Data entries
━━━━━━━━━━━━━━━━

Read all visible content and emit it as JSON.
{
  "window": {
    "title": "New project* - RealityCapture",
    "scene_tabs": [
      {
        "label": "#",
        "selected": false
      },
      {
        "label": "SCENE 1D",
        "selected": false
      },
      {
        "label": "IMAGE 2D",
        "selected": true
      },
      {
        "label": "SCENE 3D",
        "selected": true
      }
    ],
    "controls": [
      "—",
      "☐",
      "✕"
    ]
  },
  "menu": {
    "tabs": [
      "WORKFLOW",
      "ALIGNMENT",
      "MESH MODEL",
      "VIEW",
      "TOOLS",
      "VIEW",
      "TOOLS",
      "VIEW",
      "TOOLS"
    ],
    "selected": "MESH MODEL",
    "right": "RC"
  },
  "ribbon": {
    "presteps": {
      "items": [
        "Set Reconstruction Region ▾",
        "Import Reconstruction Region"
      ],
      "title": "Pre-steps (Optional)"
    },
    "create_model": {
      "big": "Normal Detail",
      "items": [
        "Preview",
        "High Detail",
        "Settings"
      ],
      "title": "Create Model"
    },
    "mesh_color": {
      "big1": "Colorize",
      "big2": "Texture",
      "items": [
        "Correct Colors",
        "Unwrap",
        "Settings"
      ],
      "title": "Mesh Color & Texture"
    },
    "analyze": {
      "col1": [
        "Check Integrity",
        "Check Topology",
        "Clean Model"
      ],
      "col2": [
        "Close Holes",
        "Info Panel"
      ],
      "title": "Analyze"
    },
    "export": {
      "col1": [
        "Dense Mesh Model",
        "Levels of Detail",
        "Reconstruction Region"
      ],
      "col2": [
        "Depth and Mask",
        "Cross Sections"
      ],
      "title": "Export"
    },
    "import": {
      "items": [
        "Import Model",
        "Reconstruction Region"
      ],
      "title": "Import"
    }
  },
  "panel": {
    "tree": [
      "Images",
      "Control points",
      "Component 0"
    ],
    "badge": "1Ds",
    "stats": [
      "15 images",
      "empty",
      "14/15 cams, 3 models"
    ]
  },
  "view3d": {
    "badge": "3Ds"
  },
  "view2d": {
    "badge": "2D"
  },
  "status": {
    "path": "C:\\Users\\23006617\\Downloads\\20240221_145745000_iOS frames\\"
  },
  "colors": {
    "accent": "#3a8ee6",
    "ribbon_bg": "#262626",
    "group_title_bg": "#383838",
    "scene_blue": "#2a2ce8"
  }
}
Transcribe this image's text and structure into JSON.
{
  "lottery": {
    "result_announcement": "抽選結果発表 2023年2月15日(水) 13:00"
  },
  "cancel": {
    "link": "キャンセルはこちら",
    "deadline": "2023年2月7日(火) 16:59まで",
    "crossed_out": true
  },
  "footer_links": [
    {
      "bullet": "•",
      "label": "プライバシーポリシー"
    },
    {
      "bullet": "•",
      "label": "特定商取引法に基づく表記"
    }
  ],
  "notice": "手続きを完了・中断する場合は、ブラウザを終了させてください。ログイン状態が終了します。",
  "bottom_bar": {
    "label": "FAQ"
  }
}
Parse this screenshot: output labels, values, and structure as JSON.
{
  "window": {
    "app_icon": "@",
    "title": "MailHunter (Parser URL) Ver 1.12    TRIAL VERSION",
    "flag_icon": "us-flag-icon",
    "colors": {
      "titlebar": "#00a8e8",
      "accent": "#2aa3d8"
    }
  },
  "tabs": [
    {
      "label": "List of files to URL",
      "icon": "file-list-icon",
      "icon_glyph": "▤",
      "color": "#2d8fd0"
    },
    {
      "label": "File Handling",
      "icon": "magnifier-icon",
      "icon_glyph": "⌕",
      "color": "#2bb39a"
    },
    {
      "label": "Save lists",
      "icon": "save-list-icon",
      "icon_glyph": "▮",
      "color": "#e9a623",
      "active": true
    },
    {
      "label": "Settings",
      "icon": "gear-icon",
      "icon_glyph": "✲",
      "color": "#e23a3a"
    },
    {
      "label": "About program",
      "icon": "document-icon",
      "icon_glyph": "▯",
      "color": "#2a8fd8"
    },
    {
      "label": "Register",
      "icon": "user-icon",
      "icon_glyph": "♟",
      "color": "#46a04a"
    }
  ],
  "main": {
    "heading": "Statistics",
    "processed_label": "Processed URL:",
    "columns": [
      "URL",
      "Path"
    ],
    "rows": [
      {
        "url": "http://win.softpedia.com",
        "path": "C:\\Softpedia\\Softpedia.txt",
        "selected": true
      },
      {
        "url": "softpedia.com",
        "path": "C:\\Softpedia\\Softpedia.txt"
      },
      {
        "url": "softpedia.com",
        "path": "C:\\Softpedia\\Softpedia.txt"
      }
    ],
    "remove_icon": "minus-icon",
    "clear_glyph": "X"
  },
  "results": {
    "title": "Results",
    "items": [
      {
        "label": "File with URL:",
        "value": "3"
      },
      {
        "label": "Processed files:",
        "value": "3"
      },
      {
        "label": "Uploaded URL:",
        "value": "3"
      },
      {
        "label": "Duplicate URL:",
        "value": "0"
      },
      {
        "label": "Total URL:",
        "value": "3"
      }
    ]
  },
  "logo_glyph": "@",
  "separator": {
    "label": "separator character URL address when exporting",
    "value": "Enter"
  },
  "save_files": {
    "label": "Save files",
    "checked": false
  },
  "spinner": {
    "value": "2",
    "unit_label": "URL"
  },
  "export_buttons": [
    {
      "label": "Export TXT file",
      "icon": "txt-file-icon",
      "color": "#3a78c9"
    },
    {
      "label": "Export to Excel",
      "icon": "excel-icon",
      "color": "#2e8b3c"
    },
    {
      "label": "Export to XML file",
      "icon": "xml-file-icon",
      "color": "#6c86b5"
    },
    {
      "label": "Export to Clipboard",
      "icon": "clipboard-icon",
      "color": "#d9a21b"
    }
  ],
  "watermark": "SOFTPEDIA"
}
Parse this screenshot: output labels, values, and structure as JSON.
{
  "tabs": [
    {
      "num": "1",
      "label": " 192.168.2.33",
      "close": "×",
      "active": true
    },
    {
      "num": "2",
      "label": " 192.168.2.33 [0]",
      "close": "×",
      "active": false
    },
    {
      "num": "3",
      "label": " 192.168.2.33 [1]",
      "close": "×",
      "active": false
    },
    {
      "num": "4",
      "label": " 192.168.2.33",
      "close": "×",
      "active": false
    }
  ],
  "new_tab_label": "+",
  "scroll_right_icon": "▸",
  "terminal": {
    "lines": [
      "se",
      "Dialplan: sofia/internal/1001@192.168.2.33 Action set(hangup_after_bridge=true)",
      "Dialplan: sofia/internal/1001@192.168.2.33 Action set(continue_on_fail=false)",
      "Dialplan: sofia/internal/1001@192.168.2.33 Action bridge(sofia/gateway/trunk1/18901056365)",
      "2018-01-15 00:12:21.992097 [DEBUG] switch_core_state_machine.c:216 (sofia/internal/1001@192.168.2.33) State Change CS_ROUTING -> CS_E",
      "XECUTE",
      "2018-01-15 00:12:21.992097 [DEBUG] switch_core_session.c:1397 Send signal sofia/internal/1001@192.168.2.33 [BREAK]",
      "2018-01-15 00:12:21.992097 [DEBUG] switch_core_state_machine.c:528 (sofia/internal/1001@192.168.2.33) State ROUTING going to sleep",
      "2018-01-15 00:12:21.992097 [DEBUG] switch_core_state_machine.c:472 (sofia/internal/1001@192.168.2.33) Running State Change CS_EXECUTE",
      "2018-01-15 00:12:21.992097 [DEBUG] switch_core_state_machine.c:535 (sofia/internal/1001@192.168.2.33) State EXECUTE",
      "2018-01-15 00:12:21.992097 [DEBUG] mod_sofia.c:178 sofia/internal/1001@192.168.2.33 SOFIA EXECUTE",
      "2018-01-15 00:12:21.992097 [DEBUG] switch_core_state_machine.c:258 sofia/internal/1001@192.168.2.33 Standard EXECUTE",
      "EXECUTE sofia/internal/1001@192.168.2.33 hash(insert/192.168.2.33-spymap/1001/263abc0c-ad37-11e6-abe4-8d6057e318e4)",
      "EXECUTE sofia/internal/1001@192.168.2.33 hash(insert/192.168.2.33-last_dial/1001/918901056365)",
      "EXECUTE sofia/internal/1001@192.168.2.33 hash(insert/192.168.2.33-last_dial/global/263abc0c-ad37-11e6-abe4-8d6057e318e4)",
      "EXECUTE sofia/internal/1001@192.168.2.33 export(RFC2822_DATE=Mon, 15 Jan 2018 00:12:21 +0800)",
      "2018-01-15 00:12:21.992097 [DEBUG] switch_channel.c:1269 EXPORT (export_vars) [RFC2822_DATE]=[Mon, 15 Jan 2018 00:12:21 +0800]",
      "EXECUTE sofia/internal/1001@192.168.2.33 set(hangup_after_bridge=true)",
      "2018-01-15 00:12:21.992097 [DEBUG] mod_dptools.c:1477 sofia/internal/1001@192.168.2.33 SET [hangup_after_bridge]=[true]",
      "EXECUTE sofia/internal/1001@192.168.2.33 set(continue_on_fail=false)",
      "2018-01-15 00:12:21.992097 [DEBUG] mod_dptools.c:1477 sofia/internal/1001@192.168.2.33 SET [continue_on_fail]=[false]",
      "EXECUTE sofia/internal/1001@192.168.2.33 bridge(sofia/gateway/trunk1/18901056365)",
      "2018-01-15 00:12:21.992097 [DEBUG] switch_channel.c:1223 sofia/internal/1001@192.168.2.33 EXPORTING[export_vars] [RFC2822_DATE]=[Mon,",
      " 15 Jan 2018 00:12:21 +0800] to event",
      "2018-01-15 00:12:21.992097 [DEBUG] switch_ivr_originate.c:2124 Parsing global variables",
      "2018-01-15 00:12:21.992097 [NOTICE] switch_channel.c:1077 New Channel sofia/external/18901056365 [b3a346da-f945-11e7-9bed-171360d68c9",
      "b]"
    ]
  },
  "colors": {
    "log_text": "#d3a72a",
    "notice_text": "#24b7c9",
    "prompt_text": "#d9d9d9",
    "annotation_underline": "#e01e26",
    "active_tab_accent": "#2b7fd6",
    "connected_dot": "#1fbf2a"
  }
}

━━━━━━━━━━━━━━━━

WORK REQUIRED:
Show every line from the listing above in which the string "Action" appears.

OUTPUT:
      "Dialplan: sofia/internal/1001@192.168.2.33 Action set(hangup_after_bridge=true)",
      "Dialplan: sofia/internal/1001@192.168.2.33 Action set(continue_on_fail=false)",
      "Dialplan: sofia/internal/1001@192.168.2.33 Action bridge(sofia/gateway/trunk1/18901056365)",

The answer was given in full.